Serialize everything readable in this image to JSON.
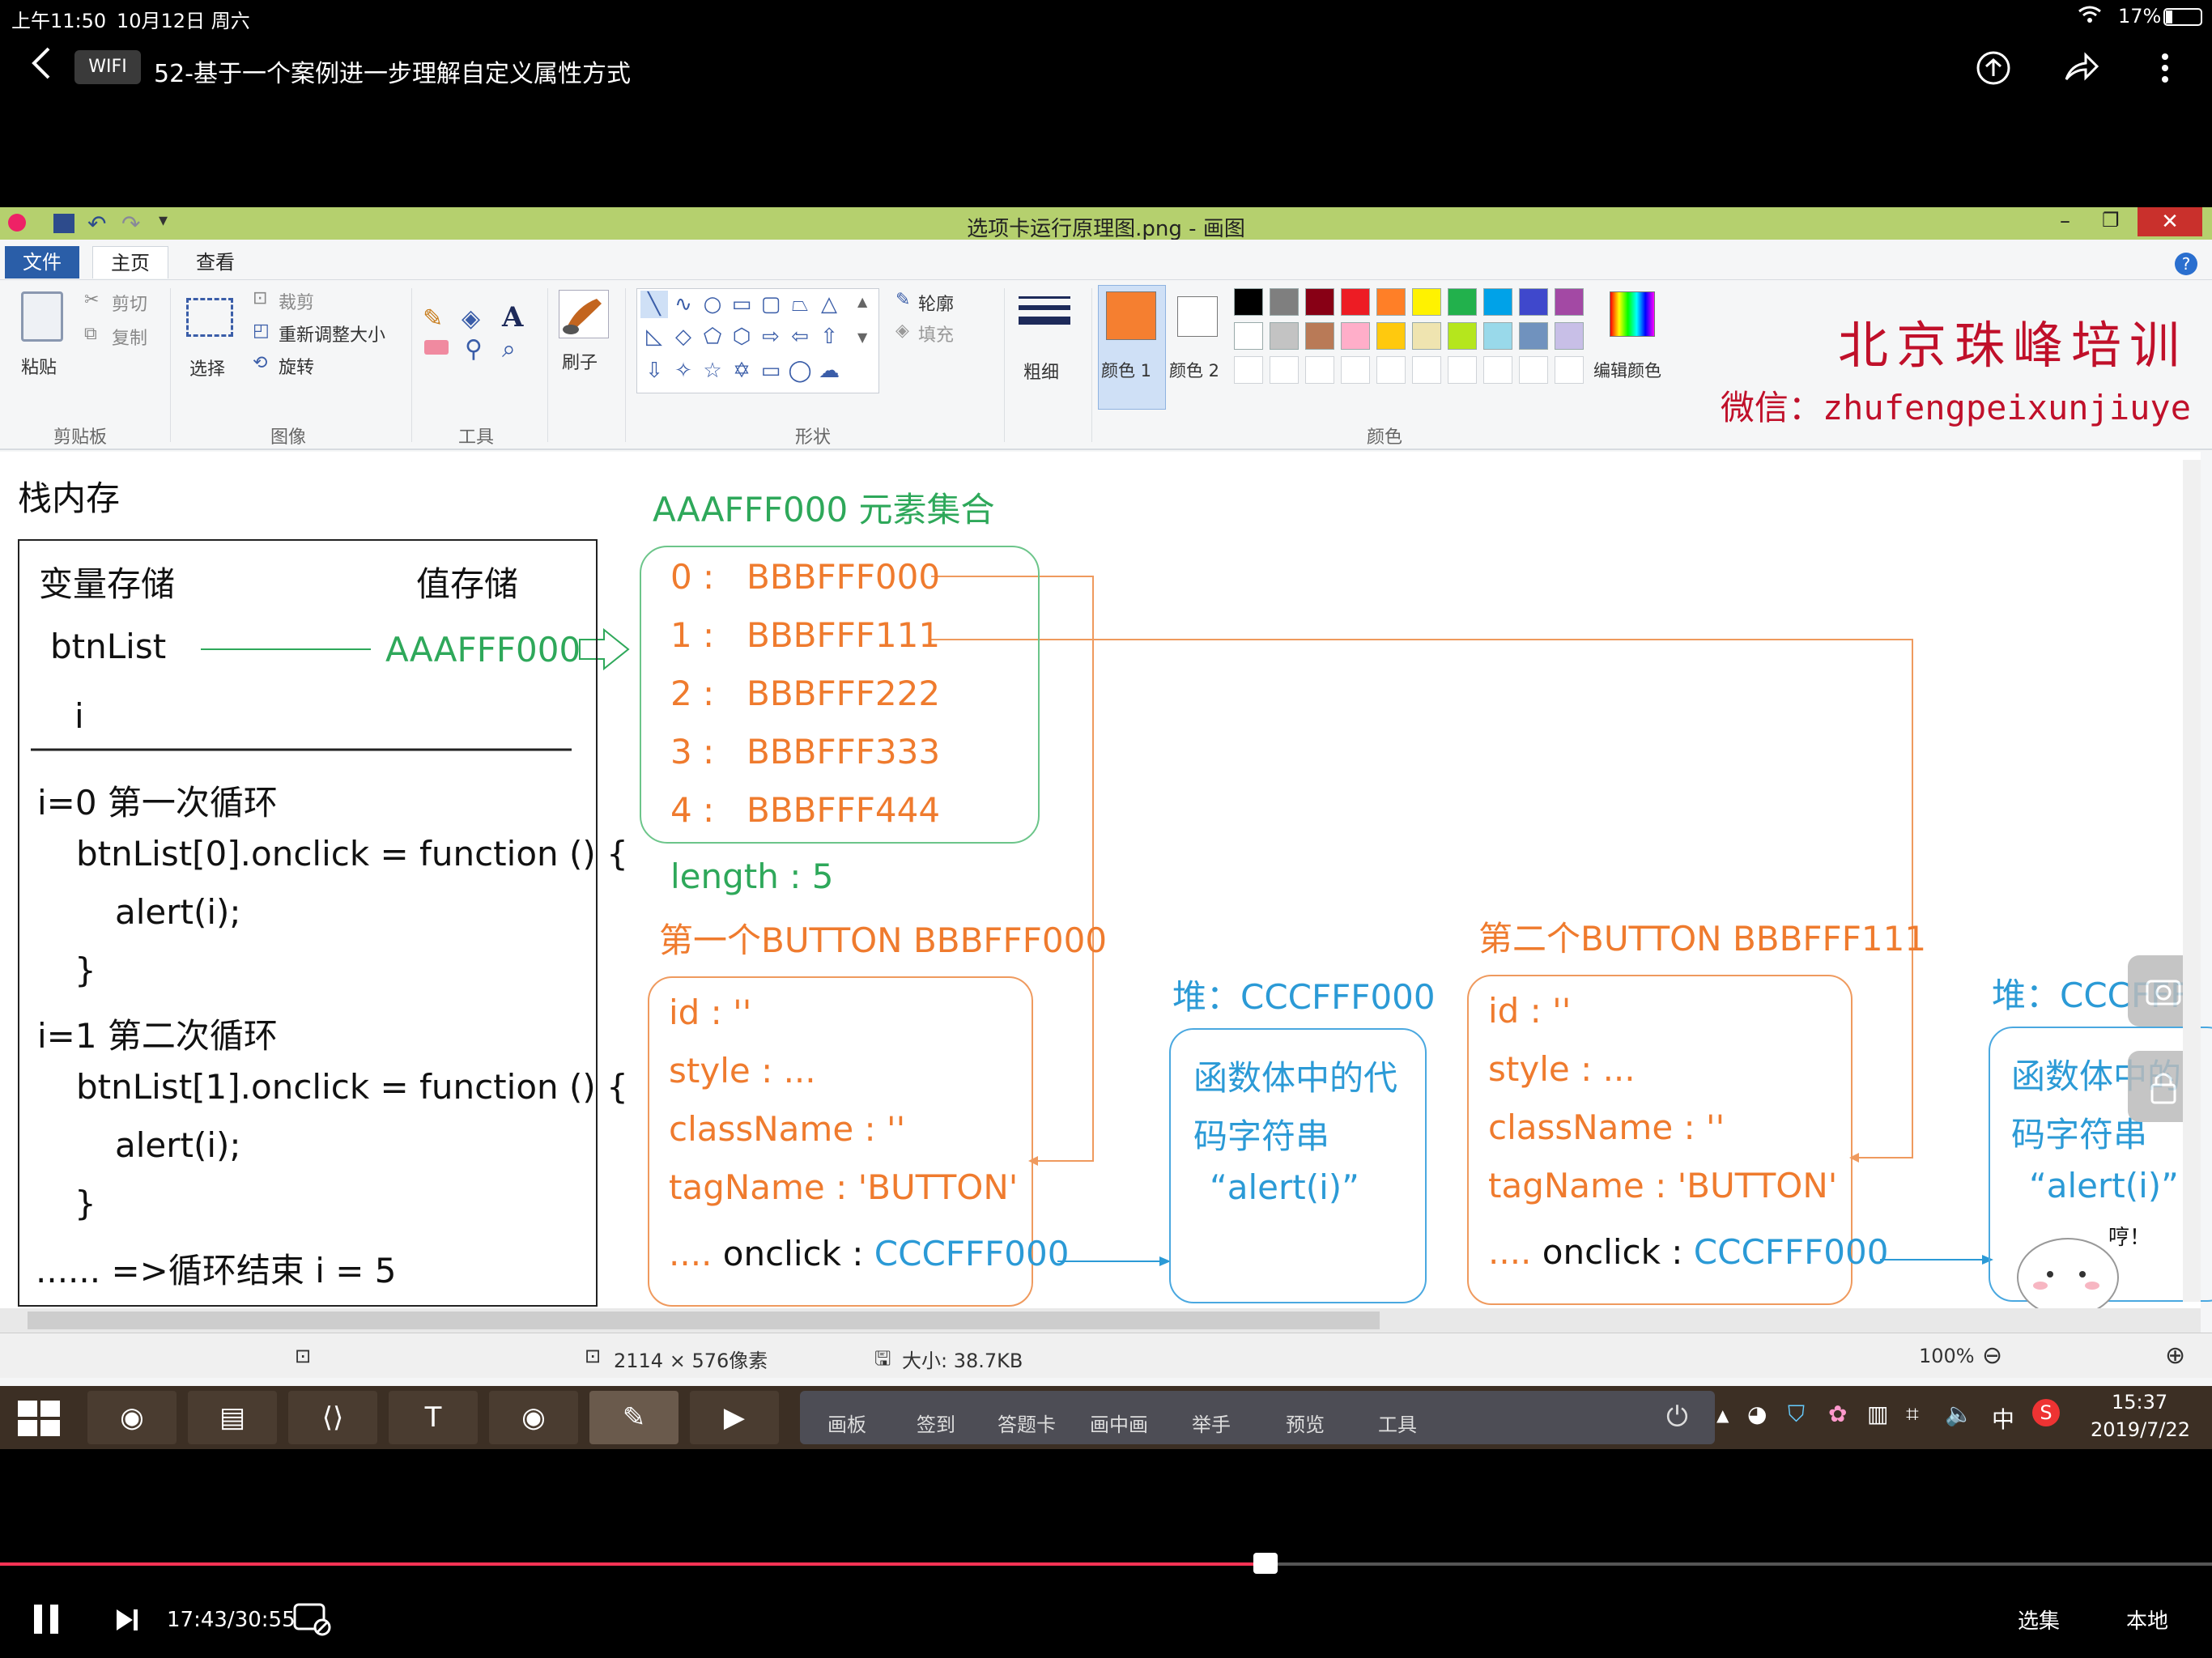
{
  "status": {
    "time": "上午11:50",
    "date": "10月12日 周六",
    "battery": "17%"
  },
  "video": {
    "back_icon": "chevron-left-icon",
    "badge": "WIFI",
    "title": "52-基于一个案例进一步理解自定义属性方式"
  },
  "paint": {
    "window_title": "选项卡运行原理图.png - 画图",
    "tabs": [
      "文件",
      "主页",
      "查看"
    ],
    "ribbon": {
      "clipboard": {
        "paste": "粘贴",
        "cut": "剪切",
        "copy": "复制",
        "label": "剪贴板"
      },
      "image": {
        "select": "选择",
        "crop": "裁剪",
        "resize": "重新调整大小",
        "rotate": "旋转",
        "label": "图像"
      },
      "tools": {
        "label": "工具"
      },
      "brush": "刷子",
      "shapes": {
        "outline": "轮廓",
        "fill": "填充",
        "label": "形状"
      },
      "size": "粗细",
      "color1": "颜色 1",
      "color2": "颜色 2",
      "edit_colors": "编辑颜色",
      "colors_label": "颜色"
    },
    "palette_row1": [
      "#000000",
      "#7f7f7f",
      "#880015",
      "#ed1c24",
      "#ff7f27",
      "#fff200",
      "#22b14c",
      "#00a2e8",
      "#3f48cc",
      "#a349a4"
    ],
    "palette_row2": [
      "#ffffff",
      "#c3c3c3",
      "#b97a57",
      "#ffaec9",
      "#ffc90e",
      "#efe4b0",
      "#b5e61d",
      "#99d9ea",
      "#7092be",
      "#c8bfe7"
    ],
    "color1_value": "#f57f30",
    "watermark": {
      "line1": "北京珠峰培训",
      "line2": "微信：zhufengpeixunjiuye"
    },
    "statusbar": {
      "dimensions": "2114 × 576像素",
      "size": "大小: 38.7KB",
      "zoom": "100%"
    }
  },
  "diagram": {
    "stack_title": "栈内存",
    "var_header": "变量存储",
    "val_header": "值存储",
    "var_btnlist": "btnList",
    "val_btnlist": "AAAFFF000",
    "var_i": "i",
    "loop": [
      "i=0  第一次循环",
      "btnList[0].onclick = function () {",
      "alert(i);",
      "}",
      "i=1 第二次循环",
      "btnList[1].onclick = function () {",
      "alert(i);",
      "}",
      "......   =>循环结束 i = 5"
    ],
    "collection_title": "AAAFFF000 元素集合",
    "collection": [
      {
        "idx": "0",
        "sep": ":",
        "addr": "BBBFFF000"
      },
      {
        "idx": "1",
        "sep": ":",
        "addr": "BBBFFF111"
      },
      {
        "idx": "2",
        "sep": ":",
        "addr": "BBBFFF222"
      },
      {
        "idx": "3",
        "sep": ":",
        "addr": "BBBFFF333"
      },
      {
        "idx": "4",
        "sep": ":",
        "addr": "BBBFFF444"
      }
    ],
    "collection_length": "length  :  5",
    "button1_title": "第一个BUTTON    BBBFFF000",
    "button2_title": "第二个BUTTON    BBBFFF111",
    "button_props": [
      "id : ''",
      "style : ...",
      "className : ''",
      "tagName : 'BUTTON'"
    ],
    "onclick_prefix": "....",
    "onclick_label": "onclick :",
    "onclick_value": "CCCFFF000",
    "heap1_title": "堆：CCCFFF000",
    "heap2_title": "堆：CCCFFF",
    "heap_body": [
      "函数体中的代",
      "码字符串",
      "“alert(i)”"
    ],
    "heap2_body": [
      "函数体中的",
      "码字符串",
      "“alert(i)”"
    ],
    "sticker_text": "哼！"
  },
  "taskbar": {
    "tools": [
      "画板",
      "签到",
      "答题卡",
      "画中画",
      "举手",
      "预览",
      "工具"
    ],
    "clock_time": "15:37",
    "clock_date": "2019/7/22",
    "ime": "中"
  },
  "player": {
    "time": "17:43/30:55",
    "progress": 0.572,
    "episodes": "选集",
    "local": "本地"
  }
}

■ ■ ■

» Exercise requirements
Could you repeat all of the material exactly? Pictures should not be copied.

» Full output
Serialize everything readable in this image to JSON.
{
  "status": {
    "time": "上午11:50",
    "date": "10月12日 周六",
    "battery": "17%"
  },
  "video": {
    "back_icon": "chevron-left-icon",
    "badge": "WIFI",
    "title": "52-基于一个案例进一步理解自定义属性方式"
  },
  "paint": {
    "window_title": "选项卡运行原理图.png - 画图",
    "tabs": [
      "文件",
      "主页",
      "查看"
    ],
    "ribbon": {
      "clipboard": {
        "paste": "粘贴",
        "cut": "剪切",
        "copy": "复制",
        "label": "剪贴板"
      },
      "image": {
        "select": "选择",
        "crop": "裁剪",
        "resize": "重新调整大小",
        "rotate": "旋转",
        "label": "图像"
      },
      "tools": {
        "label": "工具"
      },
      "brush": "刷子",
      "shapes": {
        "outline": "轮廓",
        "fill": "填充",
        "label": "形状"
      },
      "size": "粗细",
      "color1": "颜色 1",
      "color2": "颜色 2",
      "edit_colors": "编辑颜色",
      "colors_label": "颜色"
    },
    "palette_row1": [
      "#000000",
      "#7f7f7f",
      "#880015",
      "#ed1c24",
      "#ff7f27",
      "#fff200",
      "#22b14c",
      "#00a2e8",
      "#3f48cc",
      "#a349a4"
    ],
    "palette_row2": [
      "#ffffff",
      "#c3c3c3",
      "#b97a57",
      "#ffaec9",
      "#ffc90e",
      "#efe4b0",
      "#b5e61d",
      "#99d9ea",
      "#7092be",
      "#c8bfe7"
    ],
    "color1_value": "#f57f30",
    "watermark": {
      "line1": "北京珠峰培训",
      "line2": "微信：zhufengpeixunjiuye"
    },
    "statusbar": {
      "dimensions": "2114 × 576像素",
      "size": "大小: 38.7KB",
      "zoom": "100%"
    }
  },
  "diagram": {
    "stack_title": "栈内存",
    "var_header": "变量存储",
    "val_header": "值存储",
    "var_btnlist": "btnList",
    "val_btnlist": "AAAFFF000",
    "var_i": "i",
    "loop": [
      "i=0  第一次循环",
      "btnList[0].onclick = function () {",
      "alert(i);",
      "}",
      "i=1 第二次循环",
      "btnList[1].onclick = function () {",
      "alert(i);",
      "}",
      "......   =>循环结束 i = 5"
    ],
    "collection_title": "AAAFFF000 元素集合",
    "collection": [
      {
        "idx": "0",
        "sep": ":",
        "addr": "BBBFFF000"
      },
      {
        "idx": "1",
        "sep": ":",
        "addr": "BBBFFF111"
      },
      {
        "idx": "2",
        "sep": ":",
        "addr": "BBBFFF222"
      },
      {
        "idx": "3",
        "sep": ":",
        "addr": "BBBFFF333"
      },
      {
        "idx": "4",
        "sep": ":",
        "addr": "BBBFFF444"
      }
    ],
    "collection_length": "length  :  5",
    "button1_title": "第一个BUTTON    BBBFFF000",
    "button2_title": "第二个BUTTON    BBBFFF111",
    "button_props": [
      "id : ''",
      "style : ...",
      "className : ''",
      "tagName : 'BUTTON'"
    ],
    "onclick_prefix": "....",
    "onclick_label": "onclick :",
    "onclick_value": "CCCFFF000",
    "heap1_title": "堆：CCCFFF000",
    "heap2_title": "堆：CCCFFF",
    "heap_body": [
      "函数体中的代",
      "码字符串",
      "“alert(i)”"
    ],
    "heap2_body": [
      "函数体中的",
      "码字符串",
      "“alert(i)”"
    ],
    "sticker_text": "哼！"
  },
  "taskbar": {
    "tools": [
      "画板",
      "签到",
      "答题卡",
      "画中画",
      "举手",
      "预览",
      "工具"
    ],
    "clock_time": "15:37",
    "clock_date": "2019/7/22",
    "ime": "中"
  },
  "player": {
    "time": "17:43/30:55",
    "progress": 0.572,
    "episodes": "选集",
    "local": "本地"
  }
}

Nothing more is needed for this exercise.